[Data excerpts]
....

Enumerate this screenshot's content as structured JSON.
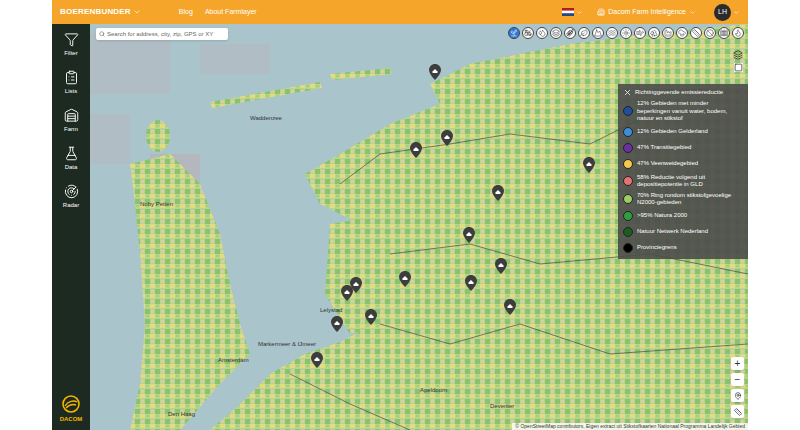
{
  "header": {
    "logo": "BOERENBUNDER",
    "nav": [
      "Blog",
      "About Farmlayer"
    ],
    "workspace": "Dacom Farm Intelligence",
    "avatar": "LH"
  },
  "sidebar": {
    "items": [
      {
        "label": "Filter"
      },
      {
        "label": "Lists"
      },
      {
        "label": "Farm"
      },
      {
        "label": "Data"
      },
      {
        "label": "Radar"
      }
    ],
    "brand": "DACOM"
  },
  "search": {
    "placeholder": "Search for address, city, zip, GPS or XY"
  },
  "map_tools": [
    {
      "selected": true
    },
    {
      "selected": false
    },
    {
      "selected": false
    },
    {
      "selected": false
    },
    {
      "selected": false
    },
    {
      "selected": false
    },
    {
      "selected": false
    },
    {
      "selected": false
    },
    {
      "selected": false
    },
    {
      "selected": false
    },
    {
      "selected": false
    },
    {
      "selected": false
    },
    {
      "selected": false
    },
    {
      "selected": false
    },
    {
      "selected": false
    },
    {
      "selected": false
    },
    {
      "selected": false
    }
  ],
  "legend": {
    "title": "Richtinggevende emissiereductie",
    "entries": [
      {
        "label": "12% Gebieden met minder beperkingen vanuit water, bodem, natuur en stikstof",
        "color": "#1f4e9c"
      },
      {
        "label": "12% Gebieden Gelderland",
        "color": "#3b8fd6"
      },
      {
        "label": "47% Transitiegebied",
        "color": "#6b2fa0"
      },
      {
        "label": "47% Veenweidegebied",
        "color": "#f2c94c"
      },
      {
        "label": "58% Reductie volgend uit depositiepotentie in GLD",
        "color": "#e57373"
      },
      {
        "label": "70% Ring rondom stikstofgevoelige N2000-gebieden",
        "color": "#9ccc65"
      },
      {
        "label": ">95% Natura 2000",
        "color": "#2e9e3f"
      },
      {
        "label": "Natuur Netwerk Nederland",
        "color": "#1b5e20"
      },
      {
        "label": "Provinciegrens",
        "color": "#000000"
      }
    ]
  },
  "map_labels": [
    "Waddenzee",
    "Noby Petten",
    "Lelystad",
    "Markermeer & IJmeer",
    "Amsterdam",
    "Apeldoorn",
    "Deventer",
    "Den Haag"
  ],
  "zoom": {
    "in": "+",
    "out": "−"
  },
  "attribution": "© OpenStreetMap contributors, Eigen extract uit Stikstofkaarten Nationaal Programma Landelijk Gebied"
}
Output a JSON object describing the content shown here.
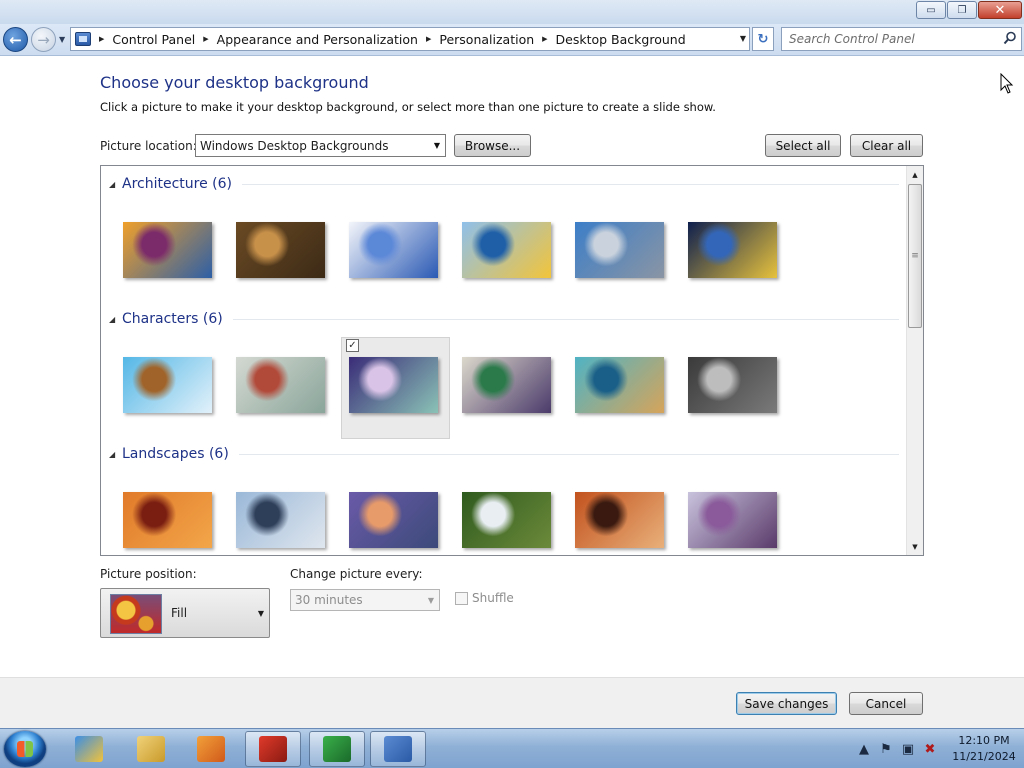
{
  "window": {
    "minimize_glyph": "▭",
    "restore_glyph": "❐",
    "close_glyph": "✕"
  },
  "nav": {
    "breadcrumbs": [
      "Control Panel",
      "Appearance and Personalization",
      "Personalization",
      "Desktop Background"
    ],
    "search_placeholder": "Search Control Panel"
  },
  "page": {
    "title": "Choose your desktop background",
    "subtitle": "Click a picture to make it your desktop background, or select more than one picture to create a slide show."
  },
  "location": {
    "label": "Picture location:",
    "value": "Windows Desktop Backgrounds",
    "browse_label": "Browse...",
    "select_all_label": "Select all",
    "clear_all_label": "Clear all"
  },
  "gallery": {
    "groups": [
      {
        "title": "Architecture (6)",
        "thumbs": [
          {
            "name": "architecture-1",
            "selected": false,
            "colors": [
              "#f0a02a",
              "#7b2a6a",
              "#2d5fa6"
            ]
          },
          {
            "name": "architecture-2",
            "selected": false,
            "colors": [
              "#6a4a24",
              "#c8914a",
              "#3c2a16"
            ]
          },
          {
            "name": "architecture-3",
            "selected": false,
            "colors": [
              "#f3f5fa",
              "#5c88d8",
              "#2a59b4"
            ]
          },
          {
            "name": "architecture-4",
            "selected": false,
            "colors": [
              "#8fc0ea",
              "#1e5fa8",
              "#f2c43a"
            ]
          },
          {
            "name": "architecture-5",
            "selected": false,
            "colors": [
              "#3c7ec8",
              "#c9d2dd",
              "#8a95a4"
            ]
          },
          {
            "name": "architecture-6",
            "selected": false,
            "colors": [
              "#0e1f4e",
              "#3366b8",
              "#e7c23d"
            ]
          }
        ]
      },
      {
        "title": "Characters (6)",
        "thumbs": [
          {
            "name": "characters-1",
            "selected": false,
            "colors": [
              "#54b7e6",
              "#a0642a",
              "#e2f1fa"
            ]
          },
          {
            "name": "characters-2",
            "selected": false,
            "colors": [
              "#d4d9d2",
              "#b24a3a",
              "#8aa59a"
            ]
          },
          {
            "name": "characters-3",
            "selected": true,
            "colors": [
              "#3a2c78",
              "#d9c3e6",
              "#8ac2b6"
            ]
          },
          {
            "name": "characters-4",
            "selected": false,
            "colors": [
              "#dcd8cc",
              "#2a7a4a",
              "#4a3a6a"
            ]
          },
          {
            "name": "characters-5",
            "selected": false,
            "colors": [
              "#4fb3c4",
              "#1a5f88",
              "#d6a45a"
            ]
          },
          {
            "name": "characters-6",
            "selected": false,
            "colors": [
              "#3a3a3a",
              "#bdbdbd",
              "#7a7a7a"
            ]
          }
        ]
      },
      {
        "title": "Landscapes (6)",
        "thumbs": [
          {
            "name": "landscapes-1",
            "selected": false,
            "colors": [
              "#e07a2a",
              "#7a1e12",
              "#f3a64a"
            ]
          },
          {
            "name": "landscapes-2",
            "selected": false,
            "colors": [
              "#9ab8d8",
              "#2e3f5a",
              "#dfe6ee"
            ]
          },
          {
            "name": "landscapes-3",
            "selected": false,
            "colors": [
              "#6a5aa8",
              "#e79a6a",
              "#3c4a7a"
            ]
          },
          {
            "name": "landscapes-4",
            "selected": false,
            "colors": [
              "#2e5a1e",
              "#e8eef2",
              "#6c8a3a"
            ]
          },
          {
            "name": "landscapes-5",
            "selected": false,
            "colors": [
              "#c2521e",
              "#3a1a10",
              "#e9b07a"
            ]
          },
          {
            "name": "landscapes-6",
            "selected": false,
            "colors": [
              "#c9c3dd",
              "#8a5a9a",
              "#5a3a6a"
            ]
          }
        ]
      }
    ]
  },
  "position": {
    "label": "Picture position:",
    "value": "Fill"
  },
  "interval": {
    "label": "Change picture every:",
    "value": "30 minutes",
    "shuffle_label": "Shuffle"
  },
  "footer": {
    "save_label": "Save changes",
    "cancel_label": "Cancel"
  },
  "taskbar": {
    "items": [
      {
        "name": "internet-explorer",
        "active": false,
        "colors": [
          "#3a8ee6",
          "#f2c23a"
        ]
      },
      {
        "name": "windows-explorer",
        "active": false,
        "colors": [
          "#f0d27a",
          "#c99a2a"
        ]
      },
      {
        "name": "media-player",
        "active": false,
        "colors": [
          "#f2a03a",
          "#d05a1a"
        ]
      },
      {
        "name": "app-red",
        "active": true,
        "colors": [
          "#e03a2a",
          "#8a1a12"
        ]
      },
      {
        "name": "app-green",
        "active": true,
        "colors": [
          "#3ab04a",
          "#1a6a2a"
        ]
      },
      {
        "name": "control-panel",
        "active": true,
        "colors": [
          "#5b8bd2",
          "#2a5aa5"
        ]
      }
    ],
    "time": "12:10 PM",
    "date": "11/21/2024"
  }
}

....

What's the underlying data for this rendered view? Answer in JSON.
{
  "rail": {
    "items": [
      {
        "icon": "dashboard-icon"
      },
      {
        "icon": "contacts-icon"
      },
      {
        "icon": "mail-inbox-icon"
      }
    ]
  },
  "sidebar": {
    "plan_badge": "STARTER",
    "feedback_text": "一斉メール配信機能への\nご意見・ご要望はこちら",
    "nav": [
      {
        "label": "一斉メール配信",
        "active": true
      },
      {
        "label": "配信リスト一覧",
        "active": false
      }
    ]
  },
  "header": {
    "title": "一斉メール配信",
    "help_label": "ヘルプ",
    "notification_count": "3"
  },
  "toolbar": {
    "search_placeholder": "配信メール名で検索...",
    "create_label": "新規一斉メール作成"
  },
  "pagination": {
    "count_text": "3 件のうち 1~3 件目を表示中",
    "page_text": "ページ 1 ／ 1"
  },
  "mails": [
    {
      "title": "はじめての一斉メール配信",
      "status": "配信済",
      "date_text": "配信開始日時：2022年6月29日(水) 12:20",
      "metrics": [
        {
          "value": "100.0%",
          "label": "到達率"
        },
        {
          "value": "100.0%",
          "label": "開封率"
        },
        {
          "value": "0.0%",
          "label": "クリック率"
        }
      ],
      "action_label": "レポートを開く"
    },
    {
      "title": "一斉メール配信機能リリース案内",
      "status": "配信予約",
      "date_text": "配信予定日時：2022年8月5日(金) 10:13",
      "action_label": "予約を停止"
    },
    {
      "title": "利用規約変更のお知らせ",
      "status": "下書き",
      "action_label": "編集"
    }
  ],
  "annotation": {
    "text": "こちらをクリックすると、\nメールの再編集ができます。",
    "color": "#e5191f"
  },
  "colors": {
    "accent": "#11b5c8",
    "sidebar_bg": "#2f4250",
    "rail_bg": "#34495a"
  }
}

....

▸ Directive
Filter for "your". Return all lines that hold it.

▸ Output of the task
    "title": "Choose your desktop background",
    "subtitle": "Click a picture to make it your desktop background, or select more than one picture to create a slide show."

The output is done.